--- START OF Given data ---

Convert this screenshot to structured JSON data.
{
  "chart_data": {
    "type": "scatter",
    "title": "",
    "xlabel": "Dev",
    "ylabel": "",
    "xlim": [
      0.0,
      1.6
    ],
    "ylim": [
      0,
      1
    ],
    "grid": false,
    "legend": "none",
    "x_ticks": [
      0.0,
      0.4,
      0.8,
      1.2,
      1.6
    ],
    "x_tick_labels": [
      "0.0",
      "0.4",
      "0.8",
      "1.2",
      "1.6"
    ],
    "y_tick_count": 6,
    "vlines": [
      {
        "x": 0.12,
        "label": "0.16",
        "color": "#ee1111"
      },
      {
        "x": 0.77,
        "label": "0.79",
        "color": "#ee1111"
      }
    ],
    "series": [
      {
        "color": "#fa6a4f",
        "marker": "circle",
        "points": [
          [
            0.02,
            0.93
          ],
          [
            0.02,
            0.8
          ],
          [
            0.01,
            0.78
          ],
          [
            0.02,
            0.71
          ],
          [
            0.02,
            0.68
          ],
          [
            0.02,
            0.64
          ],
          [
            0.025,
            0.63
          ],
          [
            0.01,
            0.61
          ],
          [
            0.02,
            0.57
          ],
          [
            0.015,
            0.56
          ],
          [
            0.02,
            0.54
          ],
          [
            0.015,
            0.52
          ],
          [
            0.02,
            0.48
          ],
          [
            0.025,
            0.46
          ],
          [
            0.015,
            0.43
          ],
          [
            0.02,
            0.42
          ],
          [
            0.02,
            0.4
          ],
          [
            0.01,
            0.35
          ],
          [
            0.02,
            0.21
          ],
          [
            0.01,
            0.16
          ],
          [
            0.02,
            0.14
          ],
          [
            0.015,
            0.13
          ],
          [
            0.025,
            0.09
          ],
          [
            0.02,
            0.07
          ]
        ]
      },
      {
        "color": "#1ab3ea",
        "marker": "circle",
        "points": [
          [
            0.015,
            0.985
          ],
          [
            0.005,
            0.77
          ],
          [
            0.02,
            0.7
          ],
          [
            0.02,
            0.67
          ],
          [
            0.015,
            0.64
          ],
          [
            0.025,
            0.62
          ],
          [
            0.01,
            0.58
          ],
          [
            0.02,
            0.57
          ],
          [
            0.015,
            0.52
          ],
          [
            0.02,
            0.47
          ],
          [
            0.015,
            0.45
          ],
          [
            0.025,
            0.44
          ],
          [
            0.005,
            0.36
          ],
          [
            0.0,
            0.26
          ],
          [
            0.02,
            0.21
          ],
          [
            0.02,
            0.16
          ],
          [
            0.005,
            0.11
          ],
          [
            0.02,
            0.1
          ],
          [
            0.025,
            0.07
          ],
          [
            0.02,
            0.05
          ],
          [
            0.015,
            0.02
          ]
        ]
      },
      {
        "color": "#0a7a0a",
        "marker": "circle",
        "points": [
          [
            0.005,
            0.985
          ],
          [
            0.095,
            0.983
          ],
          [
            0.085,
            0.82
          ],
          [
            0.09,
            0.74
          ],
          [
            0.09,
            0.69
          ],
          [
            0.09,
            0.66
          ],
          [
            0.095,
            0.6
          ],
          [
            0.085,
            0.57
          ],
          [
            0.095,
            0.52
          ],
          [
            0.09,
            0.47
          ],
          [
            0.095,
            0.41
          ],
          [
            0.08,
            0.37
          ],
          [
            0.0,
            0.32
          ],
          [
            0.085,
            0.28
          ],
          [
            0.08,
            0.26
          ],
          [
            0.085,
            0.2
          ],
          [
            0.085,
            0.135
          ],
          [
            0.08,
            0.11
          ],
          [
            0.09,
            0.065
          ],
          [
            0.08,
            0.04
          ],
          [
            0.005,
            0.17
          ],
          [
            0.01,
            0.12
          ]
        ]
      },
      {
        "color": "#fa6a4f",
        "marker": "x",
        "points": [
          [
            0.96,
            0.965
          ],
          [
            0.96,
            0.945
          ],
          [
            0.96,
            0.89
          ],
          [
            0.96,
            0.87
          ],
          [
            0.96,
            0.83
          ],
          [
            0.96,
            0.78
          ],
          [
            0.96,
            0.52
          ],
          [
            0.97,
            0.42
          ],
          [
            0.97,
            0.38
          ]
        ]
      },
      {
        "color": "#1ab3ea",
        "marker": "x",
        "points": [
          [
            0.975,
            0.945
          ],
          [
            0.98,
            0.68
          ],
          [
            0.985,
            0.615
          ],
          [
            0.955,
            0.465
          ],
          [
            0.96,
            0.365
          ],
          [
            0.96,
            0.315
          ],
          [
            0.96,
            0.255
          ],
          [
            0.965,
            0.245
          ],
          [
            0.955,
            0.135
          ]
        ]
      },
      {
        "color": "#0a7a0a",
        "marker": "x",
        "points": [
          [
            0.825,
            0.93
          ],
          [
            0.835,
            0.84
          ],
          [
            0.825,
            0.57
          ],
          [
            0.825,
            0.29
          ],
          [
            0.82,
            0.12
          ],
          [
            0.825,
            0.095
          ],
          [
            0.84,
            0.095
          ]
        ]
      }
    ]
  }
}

--- END OF Given data ---
--- START OF Given data ---

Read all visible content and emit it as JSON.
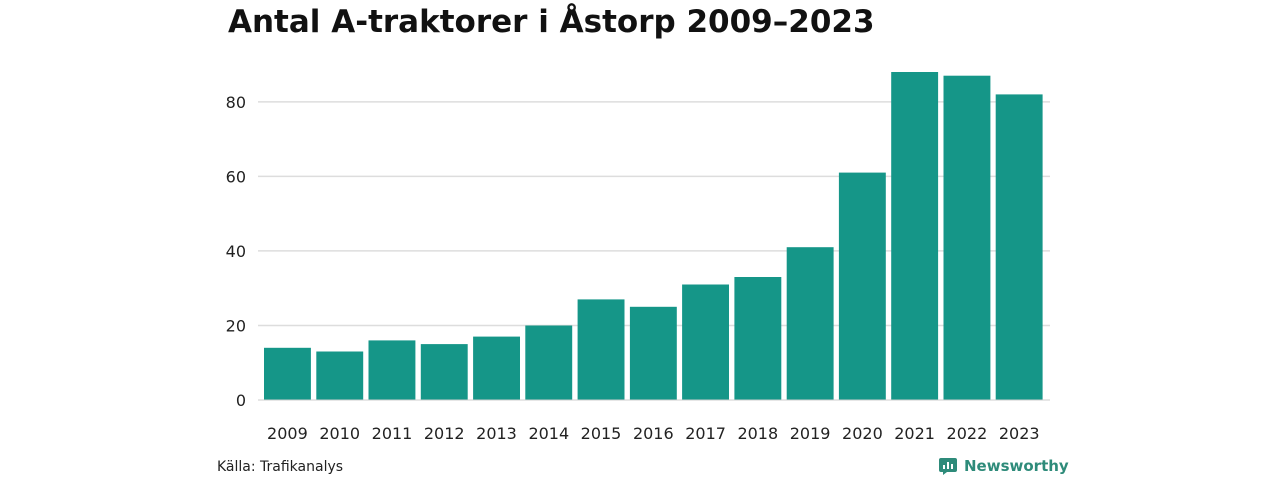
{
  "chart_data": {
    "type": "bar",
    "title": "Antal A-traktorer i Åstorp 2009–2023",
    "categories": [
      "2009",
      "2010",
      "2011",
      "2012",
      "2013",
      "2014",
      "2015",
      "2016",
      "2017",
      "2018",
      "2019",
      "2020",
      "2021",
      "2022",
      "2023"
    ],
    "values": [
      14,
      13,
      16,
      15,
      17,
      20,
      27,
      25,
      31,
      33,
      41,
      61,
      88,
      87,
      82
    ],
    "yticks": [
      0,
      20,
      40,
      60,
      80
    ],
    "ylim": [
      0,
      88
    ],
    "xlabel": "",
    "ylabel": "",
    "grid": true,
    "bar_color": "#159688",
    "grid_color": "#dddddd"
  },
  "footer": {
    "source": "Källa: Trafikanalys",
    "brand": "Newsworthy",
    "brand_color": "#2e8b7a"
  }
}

--- END OF Given data ---

Set task:
Which lines in the listing above hold the word "title"? Show each of them.

Correct response:
    "title": "",
    "title": "Antal A-traktorer i Åstorp 2009–2023",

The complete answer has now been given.